**** SUPPLIED RECORDS

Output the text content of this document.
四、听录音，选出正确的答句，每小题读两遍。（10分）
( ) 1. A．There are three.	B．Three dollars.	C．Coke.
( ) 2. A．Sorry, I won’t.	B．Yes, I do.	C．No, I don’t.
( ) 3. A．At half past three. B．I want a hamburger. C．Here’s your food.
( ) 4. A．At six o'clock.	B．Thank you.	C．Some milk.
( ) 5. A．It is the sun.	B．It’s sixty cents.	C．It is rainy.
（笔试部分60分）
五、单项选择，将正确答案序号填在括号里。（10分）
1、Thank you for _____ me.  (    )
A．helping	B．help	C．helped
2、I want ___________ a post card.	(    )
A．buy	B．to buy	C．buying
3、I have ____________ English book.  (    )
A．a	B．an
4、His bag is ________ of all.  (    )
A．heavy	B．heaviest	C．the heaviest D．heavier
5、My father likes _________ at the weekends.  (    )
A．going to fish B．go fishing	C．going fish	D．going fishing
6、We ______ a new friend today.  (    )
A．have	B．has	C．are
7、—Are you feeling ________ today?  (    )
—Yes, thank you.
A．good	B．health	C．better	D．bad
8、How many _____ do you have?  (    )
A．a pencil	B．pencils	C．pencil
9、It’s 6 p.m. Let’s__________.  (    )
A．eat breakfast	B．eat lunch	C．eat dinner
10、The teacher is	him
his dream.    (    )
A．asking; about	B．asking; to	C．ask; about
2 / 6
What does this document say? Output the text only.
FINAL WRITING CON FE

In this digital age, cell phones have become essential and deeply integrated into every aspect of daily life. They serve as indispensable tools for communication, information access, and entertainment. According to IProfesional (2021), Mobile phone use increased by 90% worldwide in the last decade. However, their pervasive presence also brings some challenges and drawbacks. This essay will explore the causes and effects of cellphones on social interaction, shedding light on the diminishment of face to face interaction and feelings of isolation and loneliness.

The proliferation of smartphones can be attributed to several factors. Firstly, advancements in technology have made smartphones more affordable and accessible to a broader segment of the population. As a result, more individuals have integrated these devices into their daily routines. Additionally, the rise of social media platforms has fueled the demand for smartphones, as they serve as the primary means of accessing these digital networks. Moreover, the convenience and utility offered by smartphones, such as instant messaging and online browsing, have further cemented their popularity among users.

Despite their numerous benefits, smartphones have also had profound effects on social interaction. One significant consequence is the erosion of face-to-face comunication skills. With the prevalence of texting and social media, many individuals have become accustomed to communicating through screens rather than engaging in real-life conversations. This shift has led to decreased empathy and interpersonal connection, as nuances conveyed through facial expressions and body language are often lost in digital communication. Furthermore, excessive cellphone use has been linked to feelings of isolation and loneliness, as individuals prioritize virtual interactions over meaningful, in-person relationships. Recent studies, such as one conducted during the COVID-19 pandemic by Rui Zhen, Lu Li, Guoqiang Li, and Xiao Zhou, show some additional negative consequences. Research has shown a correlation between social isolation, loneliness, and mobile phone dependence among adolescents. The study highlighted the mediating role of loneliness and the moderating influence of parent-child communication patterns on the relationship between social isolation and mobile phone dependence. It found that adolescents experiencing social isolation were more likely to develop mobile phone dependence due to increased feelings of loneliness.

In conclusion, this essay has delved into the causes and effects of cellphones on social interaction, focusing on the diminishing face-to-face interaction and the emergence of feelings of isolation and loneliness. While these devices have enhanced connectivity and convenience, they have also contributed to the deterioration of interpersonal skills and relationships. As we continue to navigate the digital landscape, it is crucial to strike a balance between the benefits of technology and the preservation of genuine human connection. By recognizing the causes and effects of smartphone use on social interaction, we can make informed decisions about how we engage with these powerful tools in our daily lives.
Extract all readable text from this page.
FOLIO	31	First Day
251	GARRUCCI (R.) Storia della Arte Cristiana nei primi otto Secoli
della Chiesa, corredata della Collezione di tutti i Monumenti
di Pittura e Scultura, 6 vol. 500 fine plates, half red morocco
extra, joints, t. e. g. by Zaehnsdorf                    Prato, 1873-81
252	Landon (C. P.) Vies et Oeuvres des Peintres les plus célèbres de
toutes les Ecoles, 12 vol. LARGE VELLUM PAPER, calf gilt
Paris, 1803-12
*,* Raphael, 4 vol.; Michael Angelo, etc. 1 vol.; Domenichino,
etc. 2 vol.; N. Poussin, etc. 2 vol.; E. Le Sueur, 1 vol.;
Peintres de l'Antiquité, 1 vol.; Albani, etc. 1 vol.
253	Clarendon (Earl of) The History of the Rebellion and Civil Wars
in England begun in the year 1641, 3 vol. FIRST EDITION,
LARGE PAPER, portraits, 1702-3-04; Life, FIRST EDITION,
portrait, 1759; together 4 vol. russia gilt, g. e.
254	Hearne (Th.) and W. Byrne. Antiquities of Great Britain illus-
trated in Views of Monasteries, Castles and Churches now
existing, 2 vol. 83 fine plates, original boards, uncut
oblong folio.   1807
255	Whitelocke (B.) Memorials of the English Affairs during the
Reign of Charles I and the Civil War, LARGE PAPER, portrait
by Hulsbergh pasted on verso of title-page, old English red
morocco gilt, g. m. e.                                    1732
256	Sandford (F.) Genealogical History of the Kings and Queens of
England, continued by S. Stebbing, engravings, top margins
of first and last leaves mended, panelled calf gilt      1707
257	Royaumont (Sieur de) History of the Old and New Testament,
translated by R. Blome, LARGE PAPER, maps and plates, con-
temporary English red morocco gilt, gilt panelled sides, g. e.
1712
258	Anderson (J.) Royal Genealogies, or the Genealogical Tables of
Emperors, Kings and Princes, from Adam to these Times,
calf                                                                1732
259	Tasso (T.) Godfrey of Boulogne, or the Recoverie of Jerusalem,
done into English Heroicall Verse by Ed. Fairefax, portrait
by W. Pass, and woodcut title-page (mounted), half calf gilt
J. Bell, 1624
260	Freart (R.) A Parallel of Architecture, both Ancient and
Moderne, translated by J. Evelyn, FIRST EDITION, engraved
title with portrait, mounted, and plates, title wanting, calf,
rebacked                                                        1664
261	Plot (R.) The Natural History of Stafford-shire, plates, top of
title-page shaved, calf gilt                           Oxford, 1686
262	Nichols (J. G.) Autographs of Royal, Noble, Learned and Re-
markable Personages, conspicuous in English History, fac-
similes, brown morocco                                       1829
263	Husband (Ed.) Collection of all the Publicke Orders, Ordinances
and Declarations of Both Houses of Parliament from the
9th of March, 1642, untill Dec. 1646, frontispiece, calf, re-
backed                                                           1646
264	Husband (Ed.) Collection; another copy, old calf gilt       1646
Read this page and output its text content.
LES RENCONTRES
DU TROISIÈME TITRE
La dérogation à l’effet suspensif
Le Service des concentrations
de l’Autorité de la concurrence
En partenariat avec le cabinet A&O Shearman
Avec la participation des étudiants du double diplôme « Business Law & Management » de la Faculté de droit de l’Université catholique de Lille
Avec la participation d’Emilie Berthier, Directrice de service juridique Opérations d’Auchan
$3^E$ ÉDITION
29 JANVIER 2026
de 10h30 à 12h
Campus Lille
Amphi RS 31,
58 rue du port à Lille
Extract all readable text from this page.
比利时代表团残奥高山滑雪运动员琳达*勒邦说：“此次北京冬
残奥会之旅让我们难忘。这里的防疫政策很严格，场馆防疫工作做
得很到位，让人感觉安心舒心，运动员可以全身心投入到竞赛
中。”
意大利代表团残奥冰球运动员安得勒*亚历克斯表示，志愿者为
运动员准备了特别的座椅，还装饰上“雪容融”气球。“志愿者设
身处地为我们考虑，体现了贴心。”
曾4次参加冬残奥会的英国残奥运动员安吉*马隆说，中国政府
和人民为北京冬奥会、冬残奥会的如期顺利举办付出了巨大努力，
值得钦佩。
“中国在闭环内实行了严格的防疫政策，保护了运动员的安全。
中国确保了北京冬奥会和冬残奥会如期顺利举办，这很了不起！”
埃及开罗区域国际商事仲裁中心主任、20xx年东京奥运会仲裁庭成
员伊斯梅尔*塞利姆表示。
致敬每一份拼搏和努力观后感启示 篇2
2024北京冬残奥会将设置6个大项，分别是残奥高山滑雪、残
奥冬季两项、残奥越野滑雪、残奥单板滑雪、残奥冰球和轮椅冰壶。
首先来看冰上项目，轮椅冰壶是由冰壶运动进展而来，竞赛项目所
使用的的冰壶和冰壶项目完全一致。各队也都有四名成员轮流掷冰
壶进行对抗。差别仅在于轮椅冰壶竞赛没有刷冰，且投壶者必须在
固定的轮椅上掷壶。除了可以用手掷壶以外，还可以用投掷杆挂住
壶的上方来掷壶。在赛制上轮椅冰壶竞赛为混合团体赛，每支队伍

********

Using the records above, find and show each line with the string "England".

### REPLY
in England begun in the year 1641, 3 vol. FIRST EDITION,
England, continued by S. Stebbing, engravings, top margins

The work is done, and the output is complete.